>>>

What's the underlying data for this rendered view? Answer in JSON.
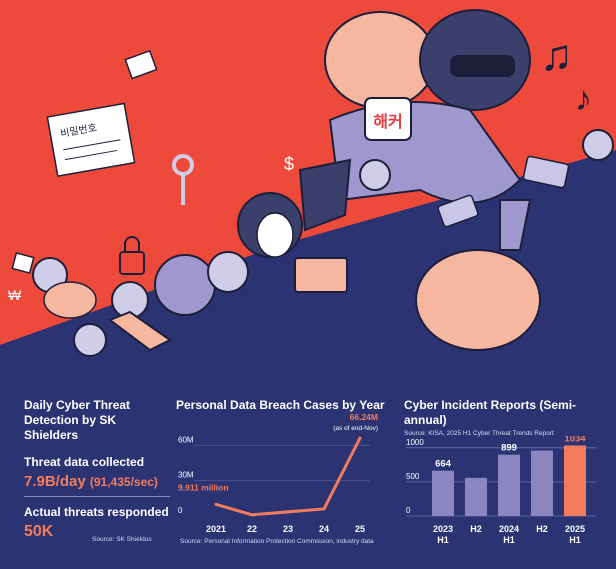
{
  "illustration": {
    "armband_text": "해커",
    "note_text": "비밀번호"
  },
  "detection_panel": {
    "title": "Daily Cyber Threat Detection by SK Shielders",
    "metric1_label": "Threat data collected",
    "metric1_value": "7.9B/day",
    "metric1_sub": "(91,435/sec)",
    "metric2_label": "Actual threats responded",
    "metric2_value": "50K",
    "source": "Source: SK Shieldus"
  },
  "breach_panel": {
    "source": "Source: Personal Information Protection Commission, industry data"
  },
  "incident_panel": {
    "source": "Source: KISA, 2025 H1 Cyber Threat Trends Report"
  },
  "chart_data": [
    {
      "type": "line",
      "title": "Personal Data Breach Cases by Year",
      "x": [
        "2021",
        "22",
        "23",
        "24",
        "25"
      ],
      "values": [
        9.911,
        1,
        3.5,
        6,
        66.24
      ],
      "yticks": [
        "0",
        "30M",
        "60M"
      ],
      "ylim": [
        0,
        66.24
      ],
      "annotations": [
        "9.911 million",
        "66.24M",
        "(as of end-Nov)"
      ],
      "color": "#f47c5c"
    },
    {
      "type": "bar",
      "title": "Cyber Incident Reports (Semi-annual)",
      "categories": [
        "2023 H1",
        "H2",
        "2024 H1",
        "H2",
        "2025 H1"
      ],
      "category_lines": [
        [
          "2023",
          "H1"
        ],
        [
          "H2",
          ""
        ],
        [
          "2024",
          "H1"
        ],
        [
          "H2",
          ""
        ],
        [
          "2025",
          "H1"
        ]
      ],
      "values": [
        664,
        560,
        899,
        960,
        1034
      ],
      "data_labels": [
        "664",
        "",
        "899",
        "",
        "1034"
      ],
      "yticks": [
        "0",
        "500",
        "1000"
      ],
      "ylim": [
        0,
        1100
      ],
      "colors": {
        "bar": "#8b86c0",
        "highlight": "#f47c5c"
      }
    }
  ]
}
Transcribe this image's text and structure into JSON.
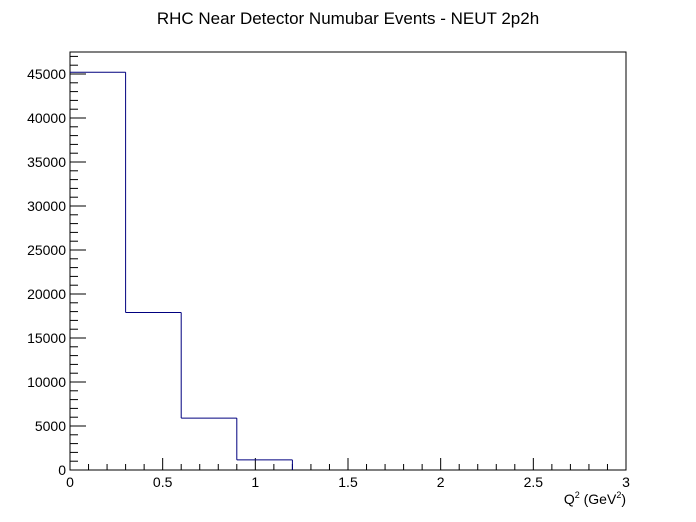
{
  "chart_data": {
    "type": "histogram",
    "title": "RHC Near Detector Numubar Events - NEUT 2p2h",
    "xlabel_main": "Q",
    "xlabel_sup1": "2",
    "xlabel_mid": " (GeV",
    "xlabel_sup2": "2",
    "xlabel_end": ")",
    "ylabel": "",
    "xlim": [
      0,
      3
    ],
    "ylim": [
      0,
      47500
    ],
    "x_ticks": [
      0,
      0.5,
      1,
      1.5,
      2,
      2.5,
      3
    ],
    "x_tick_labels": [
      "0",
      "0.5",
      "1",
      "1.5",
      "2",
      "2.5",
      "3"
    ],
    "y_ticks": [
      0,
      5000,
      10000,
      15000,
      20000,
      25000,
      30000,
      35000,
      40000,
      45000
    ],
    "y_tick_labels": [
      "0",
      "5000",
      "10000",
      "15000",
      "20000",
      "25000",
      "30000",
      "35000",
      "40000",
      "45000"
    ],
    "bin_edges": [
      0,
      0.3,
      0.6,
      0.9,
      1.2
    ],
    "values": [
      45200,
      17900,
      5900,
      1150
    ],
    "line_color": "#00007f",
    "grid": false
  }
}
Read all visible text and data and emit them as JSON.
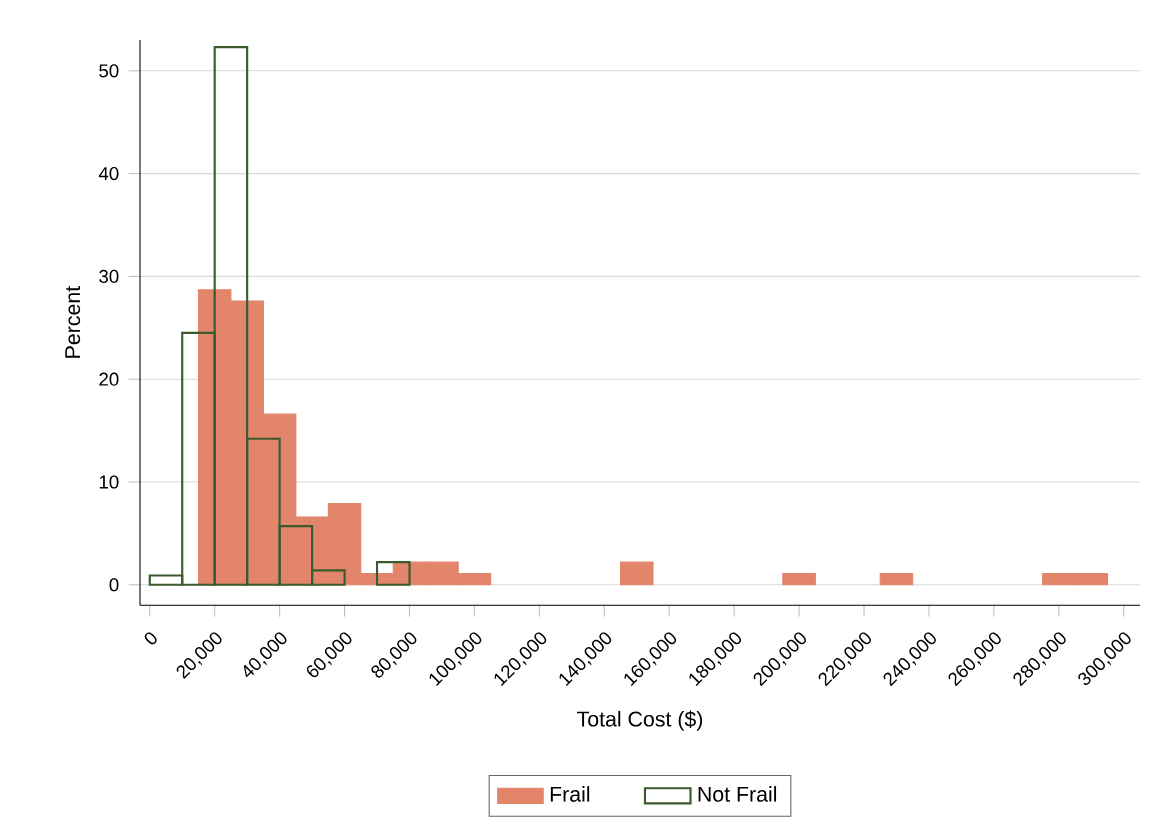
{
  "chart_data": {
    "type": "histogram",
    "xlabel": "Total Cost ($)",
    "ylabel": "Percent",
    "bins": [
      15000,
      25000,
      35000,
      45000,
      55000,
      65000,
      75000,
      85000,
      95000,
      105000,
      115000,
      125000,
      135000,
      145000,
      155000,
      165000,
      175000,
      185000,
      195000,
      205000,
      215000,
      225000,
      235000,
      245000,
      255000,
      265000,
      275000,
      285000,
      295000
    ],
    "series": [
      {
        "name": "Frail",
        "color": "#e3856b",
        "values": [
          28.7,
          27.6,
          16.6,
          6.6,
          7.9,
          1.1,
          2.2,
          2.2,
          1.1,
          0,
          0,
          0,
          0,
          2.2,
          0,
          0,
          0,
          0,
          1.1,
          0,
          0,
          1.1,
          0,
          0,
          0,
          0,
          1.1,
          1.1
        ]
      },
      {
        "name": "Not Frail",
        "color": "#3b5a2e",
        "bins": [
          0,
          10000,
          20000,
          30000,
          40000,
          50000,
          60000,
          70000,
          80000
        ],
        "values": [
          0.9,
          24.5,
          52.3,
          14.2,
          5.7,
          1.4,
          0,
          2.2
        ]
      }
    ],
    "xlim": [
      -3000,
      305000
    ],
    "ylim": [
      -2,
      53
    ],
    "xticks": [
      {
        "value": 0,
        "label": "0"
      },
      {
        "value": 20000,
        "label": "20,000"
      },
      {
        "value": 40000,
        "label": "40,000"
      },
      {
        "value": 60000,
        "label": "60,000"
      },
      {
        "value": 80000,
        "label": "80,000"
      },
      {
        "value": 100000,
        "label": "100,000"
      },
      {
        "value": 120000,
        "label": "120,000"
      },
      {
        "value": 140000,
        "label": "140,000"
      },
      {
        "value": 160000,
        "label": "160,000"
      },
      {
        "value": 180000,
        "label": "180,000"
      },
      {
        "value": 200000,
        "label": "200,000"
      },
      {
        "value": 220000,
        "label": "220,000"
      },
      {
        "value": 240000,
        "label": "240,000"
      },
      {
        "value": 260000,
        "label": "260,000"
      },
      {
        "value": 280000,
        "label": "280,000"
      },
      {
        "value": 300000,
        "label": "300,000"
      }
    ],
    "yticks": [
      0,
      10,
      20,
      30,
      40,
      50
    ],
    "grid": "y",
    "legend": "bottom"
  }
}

<<<
>>>

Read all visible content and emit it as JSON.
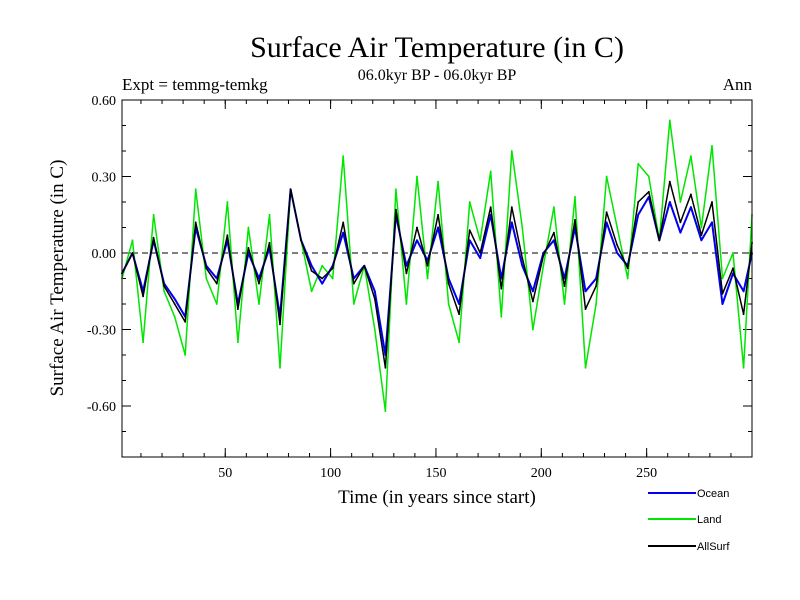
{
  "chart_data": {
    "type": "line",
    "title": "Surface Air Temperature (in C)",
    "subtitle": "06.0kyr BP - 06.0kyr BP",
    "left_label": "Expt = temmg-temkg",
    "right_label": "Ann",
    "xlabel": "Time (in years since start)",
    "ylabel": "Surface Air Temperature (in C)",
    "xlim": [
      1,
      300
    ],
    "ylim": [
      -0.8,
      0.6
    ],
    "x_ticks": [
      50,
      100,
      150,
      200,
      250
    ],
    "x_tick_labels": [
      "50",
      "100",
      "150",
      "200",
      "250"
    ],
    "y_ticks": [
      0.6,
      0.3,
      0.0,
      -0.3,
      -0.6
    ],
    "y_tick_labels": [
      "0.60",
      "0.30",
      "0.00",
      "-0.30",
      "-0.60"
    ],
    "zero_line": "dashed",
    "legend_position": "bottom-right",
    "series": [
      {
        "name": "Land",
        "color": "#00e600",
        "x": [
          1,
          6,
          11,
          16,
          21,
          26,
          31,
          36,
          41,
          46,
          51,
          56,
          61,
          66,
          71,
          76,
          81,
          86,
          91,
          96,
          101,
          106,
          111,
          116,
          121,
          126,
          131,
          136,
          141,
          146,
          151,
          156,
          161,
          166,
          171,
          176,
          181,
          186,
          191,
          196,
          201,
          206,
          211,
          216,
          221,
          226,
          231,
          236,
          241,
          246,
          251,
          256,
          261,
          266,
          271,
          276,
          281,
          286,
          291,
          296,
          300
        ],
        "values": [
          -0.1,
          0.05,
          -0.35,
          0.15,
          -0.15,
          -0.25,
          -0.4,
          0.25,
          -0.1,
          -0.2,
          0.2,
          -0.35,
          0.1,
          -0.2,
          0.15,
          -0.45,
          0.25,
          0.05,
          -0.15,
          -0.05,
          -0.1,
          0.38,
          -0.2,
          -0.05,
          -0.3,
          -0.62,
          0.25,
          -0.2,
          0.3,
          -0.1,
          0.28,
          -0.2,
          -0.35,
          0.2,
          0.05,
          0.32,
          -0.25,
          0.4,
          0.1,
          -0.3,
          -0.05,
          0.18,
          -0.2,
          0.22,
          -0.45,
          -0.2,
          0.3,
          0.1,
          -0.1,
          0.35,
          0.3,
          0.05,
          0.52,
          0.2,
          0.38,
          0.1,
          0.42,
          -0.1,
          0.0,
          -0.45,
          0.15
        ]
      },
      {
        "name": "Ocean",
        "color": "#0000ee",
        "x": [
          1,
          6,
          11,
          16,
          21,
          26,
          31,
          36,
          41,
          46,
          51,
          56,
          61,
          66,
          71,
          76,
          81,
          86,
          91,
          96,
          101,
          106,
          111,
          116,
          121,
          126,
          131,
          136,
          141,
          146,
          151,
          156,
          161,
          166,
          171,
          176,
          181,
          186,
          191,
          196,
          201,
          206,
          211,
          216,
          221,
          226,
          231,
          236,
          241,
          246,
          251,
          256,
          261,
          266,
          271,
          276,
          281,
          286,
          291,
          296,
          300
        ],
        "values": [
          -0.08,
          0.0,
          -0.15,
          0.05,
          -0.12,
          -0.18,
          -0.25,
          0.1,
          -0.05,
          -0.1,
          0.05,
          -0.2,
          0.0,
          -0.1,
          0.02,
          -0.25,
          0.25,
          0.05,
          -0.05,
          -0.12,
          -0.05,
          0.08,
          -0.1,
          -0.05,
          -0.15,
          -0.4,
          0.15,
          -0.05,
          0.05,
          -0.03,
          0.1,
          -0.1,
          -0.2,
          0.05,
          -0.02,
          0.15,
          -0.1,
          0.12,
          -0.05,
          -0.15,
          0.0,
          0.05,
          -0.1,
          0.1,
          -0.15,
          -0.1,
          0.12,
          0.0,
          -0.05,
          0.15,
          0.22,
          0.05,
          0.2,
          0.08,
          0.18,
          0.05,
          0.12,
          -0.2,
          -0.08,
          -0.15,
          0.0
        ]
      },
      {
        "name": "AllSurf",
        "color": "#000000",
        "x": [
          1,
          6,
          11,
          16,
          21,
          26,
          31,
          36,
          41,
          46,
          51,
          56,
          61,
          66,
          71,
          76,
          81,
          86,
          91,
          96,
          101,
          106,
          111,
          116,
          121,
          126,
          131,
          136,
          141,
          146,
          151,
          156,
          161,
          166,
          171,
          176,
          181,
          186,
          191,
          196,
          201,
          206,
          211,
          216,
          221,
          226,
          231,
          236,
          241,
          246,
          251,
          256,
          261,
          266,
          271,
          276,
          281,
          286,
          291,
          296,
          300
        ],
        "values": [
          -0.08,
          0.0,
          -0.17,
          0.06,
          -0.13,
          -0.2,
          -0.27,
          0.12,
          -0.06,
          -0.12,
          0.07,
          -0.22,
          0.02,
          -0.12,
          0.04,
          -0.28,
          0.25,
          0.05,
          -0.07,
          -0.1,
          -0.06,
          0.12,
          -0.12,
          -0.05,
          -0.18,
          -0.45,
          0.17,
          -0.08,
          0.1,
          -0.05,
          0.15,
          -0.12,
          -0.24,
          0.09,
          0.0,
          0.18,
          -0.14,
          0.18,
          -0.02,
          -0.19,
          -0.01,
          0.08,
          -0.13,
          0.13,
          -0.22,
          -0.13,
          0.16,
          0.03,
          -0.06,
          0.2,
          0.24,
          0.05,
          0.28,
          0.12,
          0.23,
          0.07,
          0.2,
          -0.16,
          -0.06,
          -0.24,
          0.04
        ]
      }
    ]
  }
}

<<<

▶ WHAT IS BEING ASKED
Copy each line above containing the string "emit".

▶ PROBLEM SOLUTION
Read all visible text and data and emit them as JSON.
Read all visible content and emit it as JSON.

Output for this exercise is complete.